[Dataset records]

══════════════════════════════

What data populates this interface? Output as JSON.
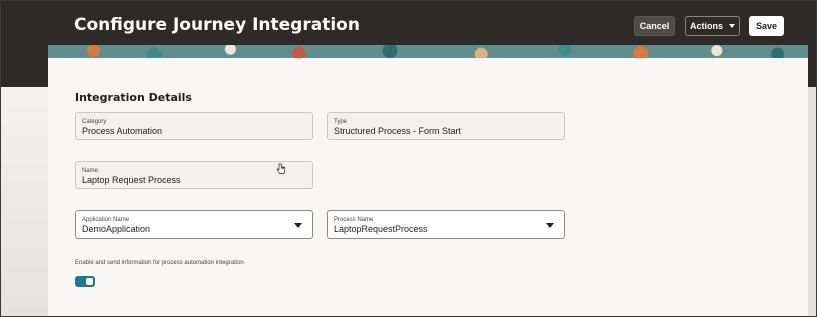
{
  "header": {
    "title": "Configure Journey Integration",
    "cancel_label": "Cancel",
    "actions_label": "Actions",
    "save_label": "Save"
  },
  "section": {
    "title": "Integration Details"
  },
  "fields": {
    "category": {
      "label": "Category",
      "value": "Process Automation"
    },
    "type": {
      "label": "Type",
      "value": "Structured Process - Form Start"
    },
    "name": {
      "label": "Name",
      "value": "Laptop Request Process"
    },
    "application_name": {
      "label": "Application Name",
      "value": "DemoApplication"
    },
    "process_name": {
      "label": "Process Name",
      "value": "LaptopRequestProcess"
    }
  },
  "toggle": {
    "label": "Enable and send information for process automation integration",
    "state": "on"
  },
  "colors": {
    "header_bg": "#2d2a28",
    "accent": "#1f7a8c"
  },
  "icons": {
    "actions_caret": "chevron-down-icon",
    "select_caret": "chevron-down-icon",
    "pointer": "hand-pointer-icon"
  }
}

══════════════════════════════

__Stated task__. Reproduce all entries without any change, and omit the pictures.

__Solution for this task__.
What data populates this interface? Output as JSON.
{
  "header": {
    "title": "Configure Journey Integration",
    "cancel_label": "Cancel",
    "actions_label": "Actions",
    "save_label": "Save"
  },
  "section": {
    "title": "Integration Details"
  },
  "fields": {
    "category": {
      "label": "Category",
      "value": "Process Automation"
    },
    "type": {
      "label": "Type",
      "value": "Structured Process - Form Start"
    },
    "name": {
      "label": "Name",
      "value": "Laptop Request Process"
    },
    "application_name": {
      "label": "Application Name",
      "value": "DemoApplication"
    },
    "process_name": {
      "label": "Process Name",
      "value": "LaptopRequestProcess"
    }
  },
  "toggle": {
    "label": "Enable and send information for process automation integration",
    "state": "on"
  },
  "colors": {
    "header_bg": "#2d2a28",
    "accent": "#1f7a8c"
  },
  "icons": {
    "actions_caret": "chevron-down-icon",
    "select_caret": "chevron-down-icon",
    "pointer": "hand-pointer-icon"
  }
}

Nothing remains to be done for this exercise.